▸ PROMPT:
Go through the listing and set it down exactly, leaving out its pictures.

Entries from a visual dataset:
▼

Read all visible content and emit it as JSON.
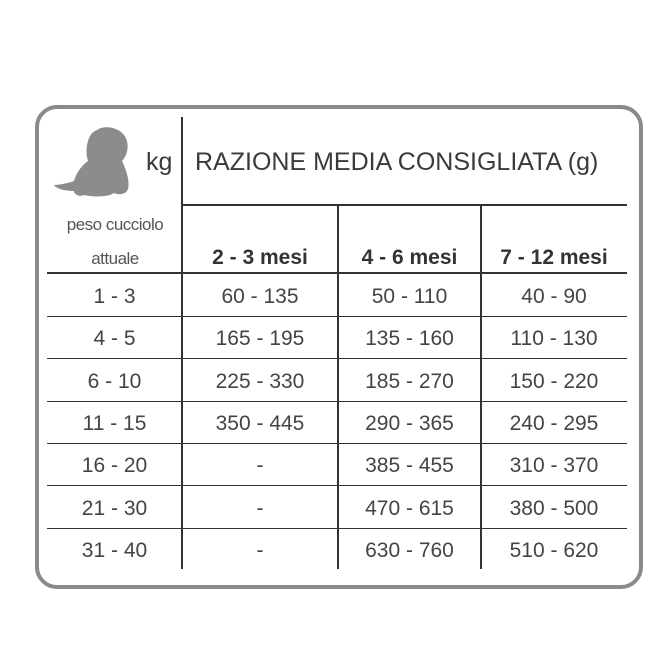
{
  "header": {
    "unit": "kg",
    "title": "RAZIONE MEDIA CONSIGLIATA (g)",
    "weight_label_line1": "peso cucciolo",
    "weight_label_line2": "attuale",
    "icon": "puppy-icon"
  },
  "columns": [
    "2 - 3 mesi",
    "4 - 6 mesi",
    "7 - 12 mesi"
  ],
  "rows": [
    {
      "weight": "1 - 3",
      "values": [
        "60 - 135",
        "50 - 110",
        "40 - 90"
      ]
    },
    {
      "weight": "4 - 5",
      "values": [
        "165 - 195",
        "135 - 160",
        "110 - 130"
      ]
    },
    {
      "weight": "6 - 10",
      "values": [
        "225 - 330",
        "185 - 270",
        "150 - 220"
      ]
    },
    {
      "weight": "11 - 15",
      "values": [
        "350 - 445",
        "290 - 365",
        "240 - 295"
      ]
    },
    {
      "weight": "16 - 20",
      "values": [
        "-",
        "385 - 455",
        "310 - 370"
      ]
    },
    {
      "weight": "21 - 30",
      "values": [
        "-",
        "470 - 615",
        "380 - 500"
      ]
    },
    {
      "weight": "31 - 40",
      "values": [
        "-",
        "630 - 760",
        "510 - 620"
      ]
    }
  ]
}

▲

▸ SOLUTION BELOW:
Read all visible content and emit it as JSON.
{
  "header": {
    "unit": "kg",
    "title": "RAZIONE MEDIA CONSIGLIATA (g)",
    "weight_label_line1": "peso cucciolo",
    "weight_label_line2": "attuale",
    "icon": "puppy-icon"
  },
  "columns": [
    "2 - 3 mesi",
    "4 - 6 mesi",
    "7 - 12 mesi"
  ],
  "rows": [
    {
      "weight": "1 - 3",
      "values": [
        "60 - 135",
        "50 - 110",
        "40 - 90"
      ]
    },
    {
      "weight": "4 - 5",
      "values": [
        "165 - 195",
        "135 - 160",
        "110 - 130"
      ]
    },
    {
      "weight": "6 - 10",
      "values": [
        "225 - 330",
        "185 - 270",
        "150 - 220"
      ]
    },
    {
      "weight": "11 - 15",
      "values": [
        "350 - 445",
        "290 - 365",
        "240 - 295"
      ]
    },
    {
      "weight": "16 - 20",
      "values": [
        "-",
        "385 - 455",
        "310 - 370"
      ]
    },
    {
      "weight": "21 - 30",
      "values": [
        "-",
        "470 - 615",
        "380 - 500"
      ]
    },
    {
      "weight": "31 - 40",
      "values": [
        "-",
        "630 - 760",
        "510 - 620"
      ]
    }
  ]
}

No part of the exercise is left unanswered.